**Rows:**
......
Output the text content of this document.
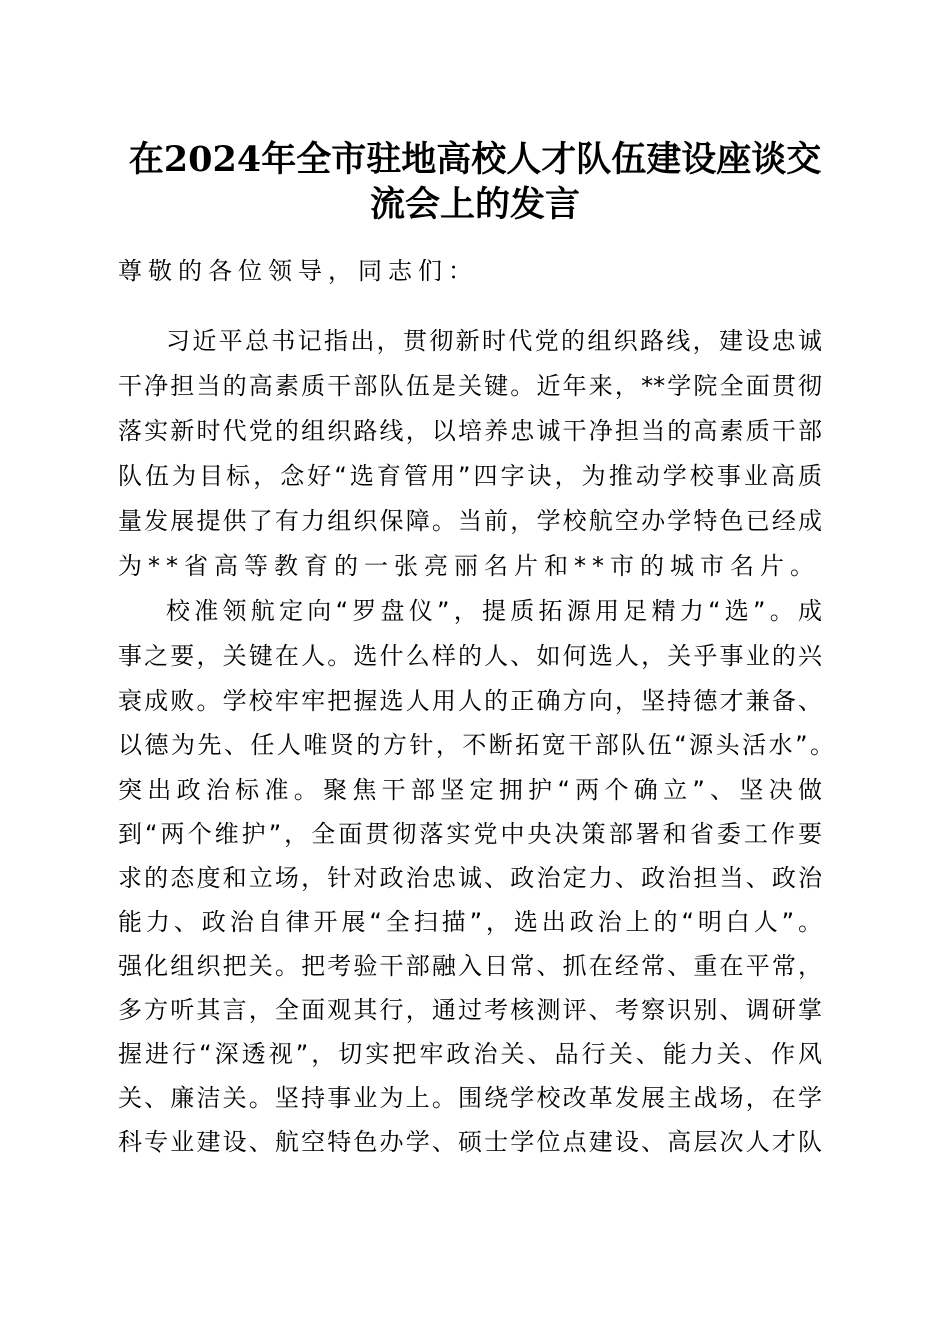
在2024年全市驻地高校人才队伍建设座谈交
流会上的发言
尊敬的各位领导，同志们：
习近平总书记指出，贯彻新时代党的组织路线，建设忠诚
干净担当的高素质干部队伍是关键。近年来，**学院全面贯彻
落实新时代党的组织路线，以培养忠诚干净担当的高素质干部
队伍为目标，念好“选育管用”四字诀，为推动学校事业高质
量发展提供了有力组织保障。当前，学校航空办学特色已经成
为**省高等教育的一张亮丽名片和**市的城市名片。
校准领航定向“罗盘仪”，提质拓源用足精力“选”。成
事之要，关键在人。选什么样的人、如何选人，关乎事业的兴
衰成败。学校牢牢把握选人用人的正确方向，坚持德才兼备、
以德为先、任人唯贤的方针，不断拓宽干部队伍“源头活水”。
突出政治标准。聚焦干部坚定拥护“两个确立”、坚决做
到“两个维护”，全面贯彻落实党中央决策部署和省委工作要
求的态度和立场，针对政治忠诚、政治定力、政治担当、政治
能力、政治自律开展“全扫描”，选出政治上的“明白人”。
强化组织把关。把考验干部融入日常、抓在经常、重在平常，
多方听其言，全面观其行，通过考核测评、考察识别、调研掌
握进行“深透视”，切实把牢政治关、品行关、能力关、作风
关、廉洁关。坚持事业为上。围绕学校改革发展主战场，在学
科专业建设、航空特色办学、硕士学位点建设、高层次人才队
......
**Job:** Above are records with pictures; repeat the records exactly and leave the pictures out.

**Exercise answer:**
Output the text content of this document.
在2024年全市驻地高校人才队伍建设座谈交
流会上的发言
尊敬的各位领导，同志们：
习近平总书记指出，贯彻新时代党的组织路线，建设忠诚
干净担当的高素质干部队伍是关键。近年来，**学院全面贯彻
落实新时代党的组织路线，以培养忠诚干净担当的高素质干部
队伍为目标，念好“选育管用”四字诀，为推动学校事业高质
量发展提供了有力组织保障。当前，学校航空办学特色已经成
为**省高等教育的一张亮丽名片和**市的城市名片。
校准领航定向“罗盘仪”，提质拓源用足精力“选”。成
事之要，关键在人。选什么样的人、如何选人，关乎事业的兴
衰成败。学校牢牢把握选人用人的正确方向，坚持德才兼备、
以德为先、任人唯贤的方针，不断拓宽干部队伍“源头活水”。
突出政治标准。聚焦干部坚定拥护“两个确立”、坚决做
到“两个维护”，全面贯彻落实党中央决策部署和省委工作要
求的态度和立场，针对政治忠诚、政治定力、政治担当、政治
能力、政治自律开展“全扫描”，选出政治上的“明白人”。
强化组织把关。把考验干部融入日常、抓在经常、重在平常，
多方听其言，全面观其行，通过考核测评、考察识别、调研掌
握进行“深透视”，切实把牢政治关、品行关、能力关、作风
关、廉洁关。坚持事业为上。围绕学校改革发展主战场，在学
科专业建设、航空特色办学、硕士学位点建设、高层次人才队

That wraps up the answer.